**WHAT TO DO:**
Pick out the lines below with "ylabel" and list them.

(Records from a data source)
— START —

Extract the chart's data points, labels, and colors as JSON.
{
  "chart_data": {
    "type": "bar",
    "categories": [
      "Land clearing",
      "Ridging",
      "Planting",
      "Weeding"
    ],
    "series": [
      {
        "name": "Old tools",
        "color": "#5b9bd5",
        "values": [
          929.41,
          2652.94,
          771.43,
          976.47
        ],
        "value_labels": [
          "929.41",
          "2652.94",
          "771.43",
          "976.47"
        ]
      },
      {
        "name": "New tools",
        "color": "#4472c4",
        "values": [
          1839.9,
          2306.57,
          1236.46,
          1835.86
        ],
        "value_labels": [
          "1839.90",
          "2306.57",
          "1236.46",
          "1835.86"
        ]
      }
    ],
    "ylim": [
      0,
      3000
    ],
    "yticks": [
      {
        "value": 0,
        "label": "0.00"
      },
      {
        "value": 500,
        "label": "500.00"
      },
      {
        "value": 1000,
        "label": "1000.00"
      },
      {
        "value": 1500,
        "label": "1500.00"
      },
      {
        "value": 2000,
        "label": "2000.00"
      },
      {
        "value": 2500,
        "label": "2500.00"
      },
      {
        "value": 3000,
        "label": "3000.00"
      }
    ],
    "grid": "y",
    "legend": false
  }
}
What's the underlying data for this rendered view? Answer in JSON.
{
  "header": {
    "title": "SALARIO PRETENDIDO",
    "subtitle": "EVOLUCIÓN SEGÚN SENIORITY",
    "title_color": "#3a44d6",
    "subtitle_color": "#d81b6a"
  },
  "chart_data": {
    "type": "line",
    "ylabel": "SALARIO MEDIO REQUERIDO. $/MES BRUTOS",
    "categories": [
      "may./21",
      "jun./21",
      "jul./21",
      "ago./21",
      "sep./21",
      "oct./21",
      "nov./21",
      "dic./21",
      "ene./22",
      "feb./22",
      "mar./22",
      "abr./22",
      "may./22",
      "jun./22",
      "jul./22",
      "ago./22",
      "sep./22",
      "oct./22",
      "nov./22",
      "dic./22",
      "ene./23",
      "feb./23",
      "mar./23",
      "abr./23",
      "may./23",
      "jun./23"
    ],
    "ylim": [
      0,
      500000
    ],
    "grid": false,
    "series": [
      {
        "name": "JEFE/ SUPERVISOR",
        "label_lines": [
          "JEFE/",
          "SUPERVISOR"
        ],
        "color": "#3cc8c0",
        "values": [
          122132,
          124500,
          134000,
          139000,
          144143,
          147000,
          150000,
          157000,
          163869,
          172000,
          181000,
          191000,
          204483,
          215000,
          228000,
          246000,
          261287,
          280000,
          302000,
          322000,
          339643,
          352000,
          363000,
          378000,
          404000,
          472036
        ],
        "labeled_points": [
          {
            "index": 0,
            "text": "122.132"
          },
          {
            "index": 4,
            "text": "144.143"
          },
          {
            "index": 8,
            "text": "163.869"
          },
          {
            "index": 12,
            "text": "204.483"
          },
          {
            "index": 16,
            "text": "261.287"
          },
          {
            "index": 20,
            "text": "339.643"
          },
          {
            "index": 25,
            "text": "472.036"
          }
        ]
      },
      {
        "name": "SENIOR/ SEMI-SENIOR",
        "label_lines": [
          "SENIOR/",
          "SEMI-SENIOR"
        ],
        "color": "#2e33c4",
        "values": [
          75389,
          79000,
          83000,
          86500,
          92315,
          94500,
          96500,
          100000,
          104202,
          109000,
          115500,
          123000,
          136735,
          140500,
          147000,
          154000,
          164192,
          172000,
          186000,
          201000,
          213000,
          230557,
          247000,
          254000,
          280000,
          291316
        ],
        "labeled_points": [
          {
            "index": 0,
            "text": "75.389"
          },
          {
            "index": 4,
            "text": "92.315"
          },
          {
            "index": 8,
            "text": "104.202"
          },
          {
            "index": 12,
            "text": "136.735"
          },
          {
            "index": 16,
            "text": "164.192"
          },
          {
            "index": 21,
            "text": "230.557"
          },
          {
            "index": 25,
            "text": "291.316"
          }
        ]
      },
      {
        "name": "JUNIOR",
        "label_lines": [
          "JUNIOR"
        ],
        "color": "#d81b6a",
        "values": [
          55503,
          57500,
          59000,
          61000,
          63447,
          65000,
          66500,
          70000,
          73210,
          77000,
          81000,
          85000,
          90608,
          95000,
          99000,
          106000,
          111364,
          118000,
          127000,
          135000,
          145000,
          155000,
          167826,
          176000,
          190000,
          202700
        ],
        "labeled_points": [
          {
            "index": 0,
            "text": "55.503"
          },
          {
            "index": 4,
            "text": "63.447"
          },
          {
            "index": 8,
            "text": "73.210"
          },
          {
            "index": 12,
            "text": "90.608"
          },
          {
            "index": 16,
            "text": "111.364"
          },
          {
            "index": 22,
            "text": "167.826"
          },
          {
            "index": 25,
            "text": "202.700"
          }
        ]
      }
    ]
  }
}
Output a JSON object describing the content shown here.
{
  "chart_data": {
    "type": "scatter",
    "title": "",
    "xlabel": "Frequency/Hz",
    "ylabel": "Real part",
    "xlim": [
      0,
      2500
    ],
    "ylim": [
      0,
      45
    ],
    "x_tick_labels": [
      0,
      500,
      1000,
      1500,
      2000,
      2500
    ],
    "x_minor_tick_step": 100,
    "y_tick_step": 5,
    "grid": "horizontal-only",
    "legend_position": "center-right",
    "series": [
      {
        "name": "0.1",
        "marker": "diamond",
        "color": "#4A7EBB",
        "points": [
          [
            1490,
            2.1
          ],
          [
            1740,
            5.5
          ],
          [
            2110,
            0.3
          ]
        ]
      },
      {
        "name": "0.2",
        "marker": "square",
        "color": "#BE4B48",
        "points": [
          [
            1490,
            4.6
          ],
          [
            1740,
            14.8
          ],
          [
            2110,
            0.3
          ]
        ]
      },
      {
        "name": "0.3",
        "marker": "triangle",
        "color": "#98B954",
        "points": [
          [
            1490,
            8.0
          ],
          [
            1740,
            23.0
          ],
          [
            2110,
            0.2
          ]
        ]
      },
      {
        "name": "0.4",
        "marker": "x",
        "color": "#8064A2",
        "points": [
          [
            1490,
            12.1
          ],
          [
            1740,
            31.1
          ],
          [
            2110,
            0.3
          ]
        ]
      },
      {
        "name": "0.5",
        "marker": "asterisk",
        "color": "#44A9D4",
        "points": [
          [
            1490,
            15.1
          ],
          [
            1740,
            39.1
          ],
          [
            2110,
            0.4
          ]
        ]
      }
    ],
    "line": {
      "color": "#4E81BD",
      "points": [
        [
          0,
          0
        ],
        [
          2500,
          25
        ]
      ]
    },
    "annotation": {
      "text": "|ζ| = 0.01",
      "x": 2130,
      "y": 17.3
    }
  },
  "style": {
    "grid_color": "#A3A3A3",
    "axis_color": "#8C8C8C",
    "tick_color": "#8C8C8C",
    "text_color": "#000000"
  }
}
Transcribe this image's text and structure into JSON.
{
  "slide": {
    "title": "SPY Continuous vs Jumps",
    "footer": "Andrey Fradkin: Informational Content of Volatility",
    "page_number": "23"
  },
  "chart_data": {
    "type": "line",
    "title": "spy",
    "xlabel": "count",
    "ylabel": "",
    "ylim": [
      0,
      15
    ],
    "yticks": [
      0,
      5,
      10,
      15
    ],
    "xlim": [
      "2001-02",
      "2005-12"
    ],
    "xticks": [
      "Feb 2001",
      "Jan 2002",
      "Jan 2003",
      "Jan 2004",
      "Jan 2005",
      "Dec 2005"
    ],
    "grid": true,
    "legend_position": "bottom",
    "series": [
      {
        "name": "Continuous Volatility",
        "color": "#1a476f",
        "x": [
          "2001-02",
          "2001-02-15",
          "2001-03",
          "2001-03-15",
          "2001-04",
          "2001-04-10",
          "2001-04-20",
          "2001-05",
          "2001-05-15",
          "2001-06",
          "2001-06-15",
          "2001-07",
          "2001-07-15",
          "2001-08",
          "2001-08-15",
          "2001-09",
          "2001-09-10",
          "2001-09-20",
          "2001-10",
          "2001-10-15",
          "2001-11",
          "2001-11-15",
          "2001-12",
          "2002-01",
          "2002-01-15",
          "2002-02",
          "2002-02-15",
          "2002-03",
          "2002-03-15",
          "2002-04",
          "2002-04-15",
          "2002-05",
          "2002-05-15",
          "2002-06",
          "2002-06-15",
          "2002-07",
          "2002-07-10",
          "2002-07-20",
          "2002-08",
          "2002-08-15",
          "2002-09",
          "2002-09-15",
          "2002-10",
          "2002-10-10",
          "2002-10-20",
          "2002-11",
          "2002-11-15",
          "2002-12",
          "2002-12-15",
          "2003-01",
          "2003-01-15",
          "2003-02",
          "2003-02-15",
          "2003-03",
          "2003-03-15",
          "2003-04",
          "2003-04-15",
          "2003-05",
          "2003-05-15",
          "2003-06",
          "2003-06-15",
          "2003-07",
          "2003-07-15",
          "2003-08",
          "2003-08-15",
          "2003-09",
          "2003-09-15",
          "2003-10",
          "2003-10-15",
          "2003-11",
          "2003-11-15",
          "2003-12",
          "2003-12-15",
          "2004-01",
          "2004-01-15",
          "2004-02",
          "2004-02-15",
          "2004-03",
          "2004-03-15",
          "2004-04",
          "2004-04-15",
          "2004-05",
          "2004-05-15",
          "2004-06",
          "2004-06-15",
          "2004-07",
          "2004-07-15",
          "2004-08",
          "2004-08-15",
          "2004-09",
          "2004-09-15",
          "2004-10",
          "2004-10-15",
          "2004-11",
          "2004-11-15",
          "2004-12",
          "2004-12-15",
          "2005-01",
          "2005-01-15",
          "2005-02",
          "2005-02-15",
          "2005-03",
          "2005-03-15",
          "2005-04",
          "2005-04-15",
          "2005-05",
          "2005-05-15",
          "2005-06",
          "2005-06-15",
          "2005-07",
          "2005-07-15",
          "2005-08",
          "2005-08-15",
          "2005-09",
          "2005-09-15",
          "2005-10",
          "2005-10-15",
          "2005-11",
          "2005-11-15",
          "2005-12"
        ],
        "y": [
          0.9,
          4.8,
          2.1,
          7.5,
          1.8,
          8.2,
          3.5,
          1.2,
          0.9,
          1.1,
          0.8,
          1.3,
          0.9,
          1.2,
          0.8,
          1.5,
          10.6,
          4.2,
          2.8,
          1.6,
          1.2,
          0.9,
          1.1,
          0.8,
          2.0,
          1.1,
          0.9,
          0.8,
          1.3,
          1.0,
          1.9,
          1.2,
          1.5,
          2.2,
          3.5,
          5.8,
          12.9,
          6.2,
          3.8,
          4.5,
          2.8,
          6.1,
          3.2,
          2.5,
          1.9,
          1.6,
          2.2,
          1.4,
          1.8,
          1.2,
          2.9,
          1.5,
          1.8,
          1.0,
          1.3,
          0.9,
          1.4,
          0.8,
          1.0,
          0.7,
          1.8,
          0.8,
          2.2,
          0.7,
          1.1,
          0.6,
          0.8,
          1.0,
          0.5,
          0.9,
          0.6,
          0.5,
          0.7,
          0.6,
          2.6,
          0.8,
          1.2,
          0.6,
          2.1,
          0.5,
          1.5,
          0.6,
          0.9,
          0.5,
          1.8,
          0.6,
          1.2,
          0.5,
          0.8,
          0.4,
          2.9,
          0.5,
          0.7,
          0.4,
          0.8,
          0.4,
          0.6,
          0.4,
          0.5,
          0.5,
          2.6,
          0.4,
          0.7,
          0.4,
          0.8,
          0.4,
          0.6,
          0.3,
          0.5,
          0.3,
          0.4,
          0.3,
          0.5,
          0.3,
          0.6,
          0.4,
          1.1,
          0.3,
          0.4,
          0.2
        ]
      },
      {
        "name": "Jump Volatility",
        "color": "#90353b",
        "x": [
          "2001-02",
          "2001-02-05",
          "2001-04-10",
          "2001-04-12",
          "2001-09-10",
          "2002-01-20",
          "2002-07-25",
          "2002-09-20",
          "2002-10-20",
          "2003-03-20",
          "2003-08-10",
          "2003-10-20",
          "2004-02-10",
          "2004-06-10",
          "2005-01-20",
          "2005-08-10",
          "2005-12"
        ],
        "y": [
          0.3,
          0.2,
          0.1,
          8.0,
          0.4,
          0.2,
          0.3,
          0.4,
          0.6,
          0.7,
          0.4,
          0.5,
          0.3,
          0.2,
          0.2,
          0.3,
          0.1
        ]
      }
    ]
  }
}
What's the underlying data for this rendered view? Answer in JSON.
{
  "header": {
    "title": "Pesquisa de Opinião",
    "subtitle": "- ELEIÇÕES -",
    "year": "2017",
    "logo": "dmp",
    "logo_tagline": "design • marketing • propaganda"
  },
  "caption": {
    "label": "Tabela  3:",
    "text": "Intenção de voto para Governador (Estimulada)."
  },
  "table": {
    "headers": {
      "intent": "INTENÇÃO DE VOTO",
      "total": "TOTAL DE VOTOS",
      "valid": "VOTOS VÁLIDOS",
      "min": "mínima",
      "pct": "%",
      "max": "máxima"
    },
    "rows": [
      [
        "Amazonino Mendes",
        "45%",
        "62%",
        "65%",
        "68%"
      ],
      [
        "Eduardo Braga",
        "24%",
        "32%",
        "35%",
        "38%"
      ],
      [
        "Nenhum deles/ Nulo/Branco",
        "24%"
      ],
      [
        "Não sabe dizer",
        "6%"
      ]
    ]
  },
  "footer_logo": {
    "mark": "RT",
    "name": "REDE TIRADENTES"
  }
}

— END —

**COMPLETE ANSWER:**
    "ylabel": "SALARIO MEDIO REQUERIDO. $/MES BRUTOS",
    "ylabel": "Real part",
    "ylabel": "",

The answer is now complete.